Entries with figure data
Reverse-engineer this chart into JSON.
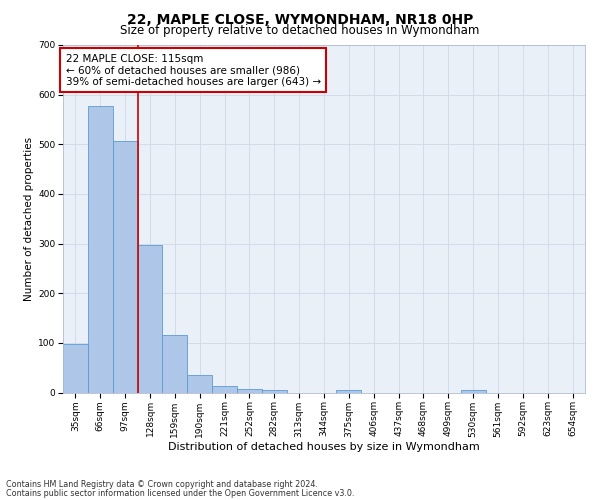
{
  "title": "22, MAPLE CLOSE, WYMONDHAM, NR18 0HP",
  "subtitle": "Size of property relative to detached houses in Wymondham",
  "xlabel": "Distribution of detached houses by size in Wymondham",
  "ylabel": "Number of detached properties",
  "footnote1": "Contains HM Land Registry data © Crown copyright and database right 2024.",
  "footnote2": "Contains public sector information licensed under the Open Government Licence v3.0.",
  "categories": [
    "35sqm",
    "66sqm",
    "97sqm",
    "128sqm",
    "159sqm",
    "190sqm",
    "221sqm",
    "252sqm",
    "282sqm",
    "313sqm",
    "344sqm",
    "375sqm",
    "406sqm",
    "437sqm",
    "468sqm",
    "499sqm",
    "530sqm",
    "561sqm",
    "592sqm",
    "623sqm",
    "654sqm"
  ],
  "values": [
    97,
    578,
    507,
    298,
    115,
    35,
    14,
    8,
    6,
    0,
    0,
    6,
    0,
    0,
    0,
    0,
    5,
    0,
    0,
    0,
    0
  ],
  "bar_color": "#aec6e8",
  "bar_edge_color": "#5b9bd5",
  "grid_color": "#d0d8e8",
  "background_color": "#eaf0f8",
  "red_line_x": 2.5,
  "annotation_text": "22 MAPLE CLOSE: 115sqm\n← 60% of detached houses are smaller (986)\n39% of semi-detached houses are larger (643) →",
  "annotation_box_color": "#ffffff",
  "annotation_box_edge": "#cc0000",
  "ylim": [
    0,
    700
  ],
  "yticks": [
    0,
    100,
    200,
    300,
    400,
    500,
    600,
    700
  ],
  "title_fontsize": 10,
  "subtitle_fontsize": 8.5,
  "xlabel_fontsize": 8,
  "ylabel_fontsize": 7.5,
  "tick_fontsize": 6.5,
  "annotation_fontsize": 7.5,
  "footnote_fontsize": 5.8
}
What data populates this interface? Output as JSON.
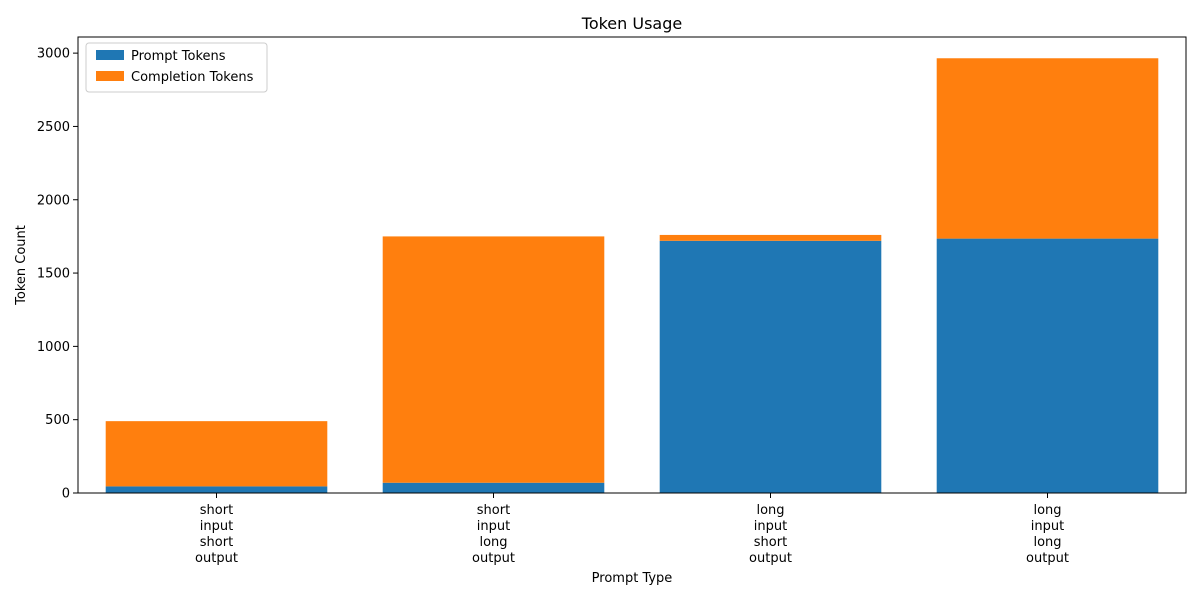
{
  "chart_data": {
    "type": "bar",
    "stacked": true,
    "title": "Token Usage",
    "xlabel": "Prompt Type",
    "ylabel": "Token Count",
    "categories": [
      [
        "short",
        "input",
        "short",
        "output"
      ],
      [
        "short",
        "input",
        "long",
        "output"
      ],
      [
        "long",
        "input",
        "short",
        "output"
      ],
      [
        "long",
        "input",
        "long",
        "output"
      ]
    ],
    "series": [
      {
        "name": "Prompt Tokens",
        "color": "#1f77b4",
        "values": [
          45,
          70,
          1720,
          1735
        ]
      },
      {
        "name": "Completion Tokens",
        "color": "#ff7f0e",
        "values": [
          445,
          1680,
          40,
          1230
        ]
      }
    ],
    "ylim": [
      0,
      3110
    ],
    "yticks": [
      0,
      500,
      1000,
      1500,
      2000,
      2500,
      3000
    ],
    "grid": false,
    "legend": "top-left"
  }
}
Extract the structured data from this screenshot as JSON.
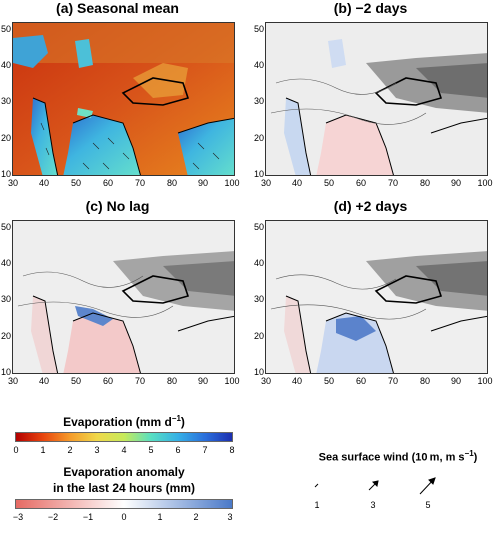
{
  "panels": [
    {
      "title": "(a) Seasonal mean",
      "mode": "mean"
    },
    {
      "title": "(b) −2 days",
      "mode": "lag-2"
    },
    {
      "title": "(c) No lag",
      "mode": "lag0"
    },
    {
      "title": "(d) +2 days",
      "mode": "lag+2"
    }
  ],
  "axes": {
    "lat_ticks": [
      "50",
      "40",
      "30",
      "20",
      "10"
    ],
    "lon_ticks": [
      "30",
      "40",
      "50",
      "60",
      "70",
      "80",
      "90",
      "100"
    ]
  },
  "legend_evap": {
    "title": "Evaporation (mm d",
    "title_sup": "−1",
    "title_end": ")",
    "ticks": [
      "0",
      "1",
      "2",
      "3",
      "4",
      "5",
      "6",
      "7",
      "8"
    ],
    "colors": [
      "#b30000",
      "#e8450e",
      "#f59b2a",
      "#f0d84a",
      "#c7ea5a",
      "#58dfc2",
      "#35b0e6",
      "#2a6fdc",
      "#1c2fb0"
    ]
  },
  "legend_anom": {
    "title_line1": "Evaporation anomaly",
    "title_line2": "in the last 24 hours (mm)",
    "ticks": [
      "−3",
      "−2",
      "−1",
      "0",
      "1",
      "2",
      "3"
    ],
    "colors": [
      "#e66a63",
      "#ffffff",
      "#4a79c8"
    ]
  },
  "wind_key": {
    "title": "Sea surface wind (10 m, m s",
    "title_sup": "−1",
    "title_end": ")",
    "labels": [
      "1",
      "3",
      "5"
    ]
  }
}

### [Directions]
How many of the lines above hold the word "MAPLE"? Give only that number.

### [Written answer]
2